>> Start

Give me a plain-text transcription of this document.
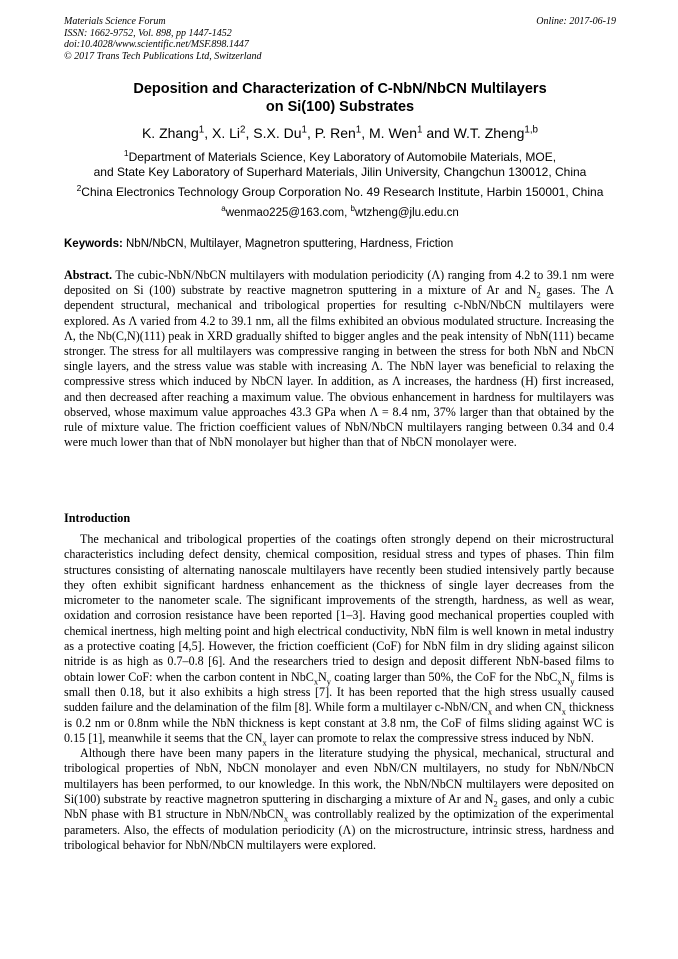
Materials Science Forum
ISSN: 1662-9752, Vol. 898, pp 1447-1452
doi:10.4028/www.scientific.net/MSF.898.1447
© 2017 Trans Tech Publications Ltd, Switzerland
Online: 2017-06-19
Deposition and Characterization of C-NbN/NbCN Multilayers
on Si(100) Substrates
K. Zhang$^1$, X. Li$^2$, S.X. Du$^1$, P. Ren$^1$, M. Wen$^1$ and W.T. Zheng$^{1,b}$
$^1$Department of Materials Science, Key Laboratory of Automobile Materials, MOE,
and State Key Laboratory of Superhard Materials, Jilin University, Changchun 130012, China
$^2$China Electronics Technology Group Corporation No. 49 Research Institute, Harbin 150001, China
$^a$wenmao225@163.com, $^b$wtzheng@jlu.edu.cn
Keywords: NbN/NbCN, Multilayer, Magnetron sputtering, Hardness, Friction

Abstract. The cubic-NbN/NbCN multilayers with modulation periodicity (Λ) ranging from 4.2 to 39.1 nm were deposited on Si (100) substrate by reactive magnetron sputtering in a mixture of Ar and $N_2$ gases. The Λ dependent structural, mechanical and tribological properties for resulting c-NbN/NbCN multilayers were explored. As Λ varied from 4.2 to 39.1 nm, all the films exhibited an obvious modulated structure. Increasing the Λ, the Nb(C,N)(111) peak in XRD gradually shifted to bigger angles and the peak intensity of NbN(111) became stronger. The stress for all multilayers was compressive ranging in between the stress for both NbN and NbCN single layers, and the stress value was stable with increasing Λ. The NbN layer was beneficial to relaxing the compressive stress which induced by NbCN layer. In addition, as Λ increases, the hardness (H) first increased, and then decreased after reaching a maximum value. The obvious enhancement in hardness for multilayers was observed, whose maximum value approaches 43.3 GPa when Λ = 8.4 nm, 37% larger than that obtained by the rule of mixture value. The friction coefficient values of NbN/NbCN multilayers ranging between 0.34 and 0.4 were much lower than that of NbN monolayer but higher than that of NbCN monolayer were.

Introduction

The mechanical and tribological properties of the coatings often strongly depend on their microstructural characteristics including defect density, chemical composition, residual stress and types of phases. Thin film structures consisting of alternating nanoscale multilayers have recently been studied intensively partly because they often exhibit significant hardness enhancement as the thickness of single layer decreases from the micrometer to the nanometer scale. The significant improvements of the strength, hardness, as well as wear, oxidation and corrosion resistance have been reported [1–3]. Having good mechanical properties coupled with chemical inertness, high melting point and high electrical conductivity, NbN film is well known in metal industry as a protective coating [4,5]. However, the friction coefficient (CoF) for NbN film in dry sliding against silicon nitride is as high as 0.7–0.8 [6]. And the researchers tried to design and deposit different NbN-based films to obtain lower CoF: when the carbon content in $NbC_xN_y$ coating larger than 50%, the CoF for the $NbC_xN_y$ films is small then 0.18, but it also exhibits a high stress [7]. It has been reported that the high stress usually caused sudden failure and the delamination of the film [8]. While form a multilayer $c-NbN/CN_x$ and when $CN_x$ thickness is 0.2 nm or 0.8nm while the NbN thickness is kept constant at 3.8 nm, the CoF of films sliding against WC is 0.15 [1], meanwhile it seems that the $CN_x$ layer can promote to relax the compressive stress induced by NbN.

Although there have been many papers in the literature studying the physical, mechanical, structural and tribological properties of NbN, NbCN monolayer and even NbN/CN multilayers, no study for NbN/NbCN multilayers has been performed, to our knowledge. In this work, the NbN/NbCN multilayers were deposited on Si(100) substrate by reactive magnetron sputtering in discharging a mixture of Ar and $N_2$ gases, and only a cubic NbN phase with B1 structure in NbN/NbCN$_x$ was controllably realized by the optimization of the experimental parameters. Also, the effects of modulation periodicity (Λ) on the microstructure, intrinsic stress, hardness and tribological behavior for NbN/NbCN multilayers were explored.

>> End

Identify the lines above with the word "Laboratory". Copy them.

$^1$Department of Materials Science, Key Laboratory of Automobile Materials, MOE,
and State Key Laboratory of Superhard Materials, Jilin University, Changchun 130012, China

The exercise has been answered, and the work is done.